Passage for review:

==========

Please let me know if more information is needed.

I basically need to get 3 values for mean of train_loader and 3 values for std of train_loader to use as args for Normalize.

images_data in dataloader is torch.Size([3, 3, 50176]) inside the loop and images_data in train_loader is torch.Size([8, 600, 2400])

8 in torch.Size([8, 600, 2400]) for train_loader refers to the batch_size I have set for trainset

Most probably this is a very dumb answer but seems to do the job. Could someone please verify if this answer makes sense?

I also used a little less dumb method (the values are slightly different) - Does this approach sound reasonable?

Hi, I’m sure this can be done using pytorch as well (without the use of numpy).

Can you please check if the shape of images_data is same in both the code snippets for train_loader and data_loader i.e.,

mean = 0.0
std = 0.0
nb_samples = 0.0
for data in train_loader:
    images, landmarks = data["image"], data["landmarks"]
    batch_samples = images.size(0)

==========

Records taken from a dataset:
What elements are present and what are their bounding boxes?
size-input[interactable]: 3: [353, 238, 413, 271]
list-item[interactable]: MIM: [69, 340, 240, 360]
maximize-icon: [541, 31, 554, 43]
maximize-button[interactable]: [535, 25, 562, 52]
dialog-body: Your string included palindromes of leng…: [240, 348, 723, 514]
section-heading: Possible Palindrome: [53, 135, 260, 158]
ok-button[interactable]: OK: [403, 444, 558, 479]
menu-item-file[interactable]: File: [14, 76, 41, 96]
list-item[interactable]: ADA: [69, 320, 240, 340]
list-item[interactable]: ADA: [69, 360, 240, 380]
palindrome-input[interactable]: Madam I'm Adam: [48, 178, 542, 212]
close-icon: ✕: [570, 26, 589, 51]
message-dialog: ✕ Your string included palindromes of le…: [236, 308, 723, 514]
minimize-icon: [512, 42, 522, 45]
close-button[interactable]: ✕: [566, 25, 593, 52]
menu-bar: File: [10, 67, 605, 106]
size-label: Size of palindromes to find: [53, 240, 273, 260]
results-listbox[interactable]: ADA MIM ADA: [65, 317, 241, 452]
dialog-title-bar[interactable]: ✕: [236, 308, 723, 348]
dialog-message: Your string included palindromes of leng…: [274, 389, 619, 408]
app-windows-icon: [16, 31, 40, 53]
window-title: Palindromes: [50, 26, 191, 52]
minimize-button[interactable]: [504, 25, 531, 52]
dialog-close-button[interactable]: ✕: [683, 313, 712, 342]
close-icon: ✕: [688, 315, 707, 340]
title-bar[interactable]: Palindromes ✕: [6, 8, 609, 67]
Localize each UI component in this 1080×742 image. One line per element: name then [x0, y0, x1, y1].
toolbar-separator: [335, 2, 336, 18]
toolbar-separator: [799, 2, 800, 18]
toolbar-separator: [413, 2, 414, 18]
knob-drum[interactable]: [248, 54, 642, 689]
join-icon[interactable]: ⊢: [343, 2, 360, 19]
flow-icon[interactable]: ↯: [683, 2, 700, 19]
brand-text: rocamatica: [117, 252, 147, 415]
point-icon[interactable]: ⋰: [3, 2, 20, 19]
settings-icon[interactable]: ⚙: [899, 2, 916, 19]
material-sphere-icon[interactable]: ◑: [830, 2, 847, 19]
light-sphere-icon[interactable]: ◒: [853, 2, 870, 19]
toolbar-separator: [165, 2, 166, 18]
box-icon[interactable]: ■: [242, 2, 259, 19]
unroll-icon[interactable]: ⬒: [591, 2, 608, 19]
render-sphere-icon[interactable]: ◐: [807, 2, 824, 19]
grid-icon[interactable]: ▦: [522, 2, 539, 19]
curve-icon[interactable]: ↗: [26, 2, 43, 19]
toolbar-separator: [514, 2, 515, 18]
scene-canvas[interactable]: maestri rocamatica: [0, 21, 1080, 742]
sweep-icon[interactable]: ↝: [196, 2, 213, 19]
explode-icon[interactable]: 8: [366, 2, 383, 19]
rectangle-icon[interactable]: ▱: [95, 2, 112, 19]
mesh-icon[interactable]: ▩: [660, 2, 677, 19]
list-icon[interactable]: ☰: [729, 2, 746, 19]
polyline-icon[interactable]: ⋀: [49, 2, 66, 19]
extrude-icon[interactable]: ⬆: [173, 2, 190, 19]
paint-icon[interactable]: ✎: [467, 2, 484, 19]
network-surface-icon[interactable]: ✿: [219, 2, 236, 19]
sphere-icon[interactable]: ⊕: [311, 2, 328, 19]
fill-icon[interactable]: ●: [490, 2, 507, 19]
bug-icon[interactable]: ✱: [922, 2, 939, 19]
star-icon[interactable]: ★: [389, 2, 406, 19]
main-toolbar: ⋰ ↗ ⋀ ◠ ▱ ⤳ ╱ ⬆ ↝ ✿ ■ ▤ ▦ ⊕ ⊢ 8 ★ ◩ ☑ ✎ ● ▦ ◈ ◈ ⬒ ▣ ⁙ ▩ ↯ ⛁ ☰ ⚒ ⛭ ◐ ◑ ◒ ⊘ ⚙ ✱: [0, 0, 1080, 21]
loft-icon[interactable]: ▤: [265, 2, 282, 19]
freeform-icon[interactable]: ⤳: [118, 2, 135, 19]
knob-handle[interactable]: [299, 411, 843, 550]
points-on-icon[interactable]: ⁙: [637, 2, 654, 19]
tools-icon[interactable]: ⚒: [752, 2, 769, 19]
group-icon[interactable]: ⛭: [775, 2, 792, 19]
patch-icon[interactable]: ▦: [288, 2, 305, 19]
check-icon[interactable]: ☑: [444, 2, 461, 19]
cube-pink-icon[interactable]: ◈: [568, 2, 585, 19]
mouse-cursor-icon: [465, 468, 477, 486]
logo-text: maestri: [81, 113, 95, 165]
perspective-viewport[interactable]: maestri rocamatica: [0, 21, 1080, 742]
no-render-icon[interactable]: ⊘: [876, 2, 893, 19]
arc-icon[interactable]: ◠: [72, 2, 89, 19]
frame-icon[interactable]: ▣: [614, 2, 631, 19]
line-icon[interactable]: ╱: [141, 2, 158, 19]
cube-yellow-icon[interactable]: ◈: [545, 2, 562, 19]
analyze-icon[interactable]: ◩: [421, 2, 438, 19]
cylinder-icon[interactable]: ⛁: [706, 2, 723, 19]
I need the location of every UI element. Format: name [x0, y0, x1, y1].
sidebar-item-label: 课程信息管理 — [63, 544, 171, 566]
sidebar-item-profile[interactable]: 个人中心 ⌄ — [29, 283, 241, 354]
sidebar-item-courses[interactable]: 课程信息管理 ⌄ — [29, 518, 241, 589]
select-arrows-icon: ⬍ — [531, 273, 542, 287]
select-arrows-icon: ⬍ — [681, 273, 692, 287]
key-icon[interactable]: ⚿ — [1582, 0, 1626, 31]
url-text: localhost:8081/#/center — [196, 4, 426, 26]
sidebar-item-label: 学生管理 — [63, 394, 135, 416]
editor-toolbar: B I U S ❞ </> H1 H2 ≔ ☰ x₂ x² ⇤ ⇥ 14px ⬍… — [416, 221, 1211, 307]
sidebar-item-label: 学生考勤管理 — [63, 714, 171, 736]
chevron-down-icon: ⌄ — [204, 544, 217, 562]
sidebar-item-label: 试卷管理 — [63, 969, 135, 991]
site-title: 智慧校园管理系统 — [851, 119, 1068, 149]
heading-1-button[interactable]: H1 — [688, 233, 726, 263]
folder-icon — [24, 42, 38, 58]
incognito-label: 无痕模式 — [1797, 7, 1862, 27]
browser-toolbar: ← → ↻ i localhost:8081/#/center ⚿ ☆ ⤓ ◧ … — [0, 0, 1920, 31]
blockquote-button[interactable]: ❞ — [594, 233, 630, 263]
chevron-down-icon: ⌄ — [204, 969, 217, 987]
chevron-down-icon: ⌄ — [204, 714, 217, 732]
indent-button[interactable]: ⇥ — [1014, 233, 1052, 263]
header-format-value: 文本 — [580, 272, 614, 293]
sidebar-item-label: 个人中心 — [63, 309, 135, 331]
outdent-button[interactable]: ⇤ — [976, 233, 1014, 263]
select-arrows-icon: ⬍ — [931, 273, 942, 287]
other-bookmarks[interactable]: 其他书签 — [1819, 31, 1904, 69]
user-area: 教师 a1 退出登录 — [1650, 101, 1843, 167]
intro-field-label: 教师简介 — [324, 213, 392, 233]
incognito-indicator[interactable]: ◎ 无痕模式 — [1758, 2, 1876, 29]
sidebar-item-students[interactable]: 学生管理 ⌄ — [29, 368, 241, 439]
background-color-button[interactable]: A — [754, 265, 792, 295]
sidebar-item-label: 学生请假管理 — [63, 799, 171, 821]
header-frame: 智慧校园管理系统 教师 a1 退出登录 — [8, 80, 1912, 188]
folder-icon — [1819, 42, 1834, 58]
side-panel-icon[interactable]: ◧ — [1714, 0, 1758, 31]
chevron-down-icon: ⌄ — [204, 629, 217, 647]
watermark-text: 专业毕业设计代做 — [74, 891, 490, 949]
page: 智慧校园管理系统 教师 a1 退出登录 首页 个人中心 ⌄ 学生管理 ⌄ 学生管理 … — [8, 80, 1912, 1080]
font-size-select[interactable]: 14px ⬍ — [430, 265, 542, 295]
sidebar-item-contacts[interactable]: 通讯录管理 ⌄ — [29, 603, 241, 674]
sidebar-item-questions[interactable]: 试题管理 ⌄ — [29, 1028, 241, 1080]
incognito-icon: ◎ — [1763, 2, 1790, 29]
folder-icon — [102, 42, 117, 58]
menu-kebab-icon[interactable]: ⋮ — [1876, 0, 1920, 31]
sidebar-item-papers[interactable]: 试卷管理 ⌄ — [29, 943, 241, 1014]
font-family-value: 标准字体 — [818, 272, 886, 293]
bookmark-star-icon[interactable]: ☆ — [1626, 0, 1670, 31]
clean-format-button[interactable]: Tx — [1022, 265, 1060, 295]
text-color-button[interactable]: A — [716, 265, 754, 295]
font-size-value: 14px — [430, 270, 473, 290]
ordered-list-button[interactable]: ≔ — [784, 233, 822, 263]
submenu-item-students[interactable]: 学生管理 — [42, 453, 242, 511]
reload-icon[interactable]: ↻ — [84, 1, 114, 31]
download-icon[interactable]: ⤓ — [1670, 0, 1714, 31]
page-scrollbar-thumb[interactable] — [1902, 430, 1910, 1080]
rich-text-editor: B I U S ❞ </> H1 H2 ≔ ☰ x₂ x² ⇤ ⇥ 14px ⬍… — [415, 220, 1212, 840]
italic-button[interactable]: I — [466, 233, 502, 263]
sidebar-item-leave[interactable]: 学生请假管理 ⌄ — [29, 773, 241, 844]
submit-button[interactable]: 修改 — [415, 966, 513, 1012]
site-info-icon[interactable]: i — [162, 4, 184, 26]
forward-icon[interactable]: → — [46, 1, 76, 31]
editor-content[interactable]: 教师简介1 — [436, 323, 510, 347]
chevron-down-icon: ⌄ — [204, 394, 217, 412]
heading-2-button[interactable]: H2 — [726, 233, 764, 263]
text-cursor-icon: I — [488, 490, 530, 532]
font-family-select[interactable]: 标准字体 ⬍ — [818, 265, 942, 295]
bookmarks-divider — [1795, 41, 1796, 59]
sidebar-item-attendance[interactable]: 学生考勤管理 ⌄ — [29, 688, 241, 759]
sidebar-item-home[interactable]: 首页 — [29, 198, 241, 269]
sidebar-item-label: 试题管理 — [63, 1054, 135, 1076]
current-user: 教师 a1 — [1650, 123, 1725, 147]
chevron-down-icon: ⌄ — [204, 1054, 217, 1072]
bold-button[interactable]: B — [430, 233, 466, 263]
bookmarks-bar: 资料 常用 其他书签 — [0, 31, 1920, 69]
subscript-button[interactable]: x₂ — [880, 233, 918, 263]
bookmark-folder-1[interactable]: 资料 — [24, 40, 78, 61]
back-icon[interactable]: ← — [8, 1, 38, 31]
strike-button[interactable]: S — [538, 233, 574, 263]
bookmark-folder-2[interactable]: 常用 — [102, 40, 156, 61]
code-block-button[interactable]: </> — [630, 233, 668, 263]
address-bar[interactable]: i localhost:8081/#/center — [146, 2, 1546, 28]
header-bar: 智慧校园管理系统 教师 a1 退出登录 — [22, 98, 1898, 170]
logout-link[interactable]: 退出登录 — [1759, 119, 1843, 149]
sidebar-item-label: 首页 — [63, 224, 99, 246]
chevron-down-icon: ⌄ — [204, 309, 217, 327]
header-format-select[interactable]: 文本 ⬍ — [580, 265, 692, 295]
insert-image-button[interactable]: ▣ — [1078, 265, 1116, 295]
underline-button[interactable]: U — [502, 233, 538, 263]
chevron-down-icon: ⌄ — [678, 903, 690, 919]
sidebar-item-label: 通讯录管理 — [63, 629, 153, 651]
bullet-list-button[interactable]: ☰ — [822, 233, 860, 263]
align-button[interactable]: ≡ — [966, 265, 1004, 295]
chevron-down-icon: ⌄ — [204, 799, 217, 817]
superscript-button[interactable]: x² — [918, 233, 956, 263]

==========

Task statement:
Transcribe the forum excerpt on computing mean and standard deviation values for Normalize, word for word and in full.

Task solution:
Please let me know if more information is needed.

I basically need to get 3 values for mean of train_loader and 3 values for std of train_loader to use as args for Normalize.

images_data in dataloader is torch.Size([3, 3, 50176]) inside the loop and images_data in train_loader is torch.Size([8, 600, 2400])

8 in torch.Size([8, 600, 2400]) for train_loader refers to the batch_size I have set for trainset

Most probably this is a very dumb answer but seems to do the job. Could someone please verify if this answer makes sense?

I also used a little less dumb method (the values are slightly different) - Does this approach sound reasonable?

Hi, I’m sure this can be done using pytorch as well (without the use of numpy).

Can you please check if the shape of images_data is same in both the code snippets for train_loader and data_loader i.e.,

mean = 0.0
std = 0.0
nb_samples = 0.0
for data in train_loader:
    images, landmarks = data["image"], data["landmarks"]
    batch_samples = images.size(0)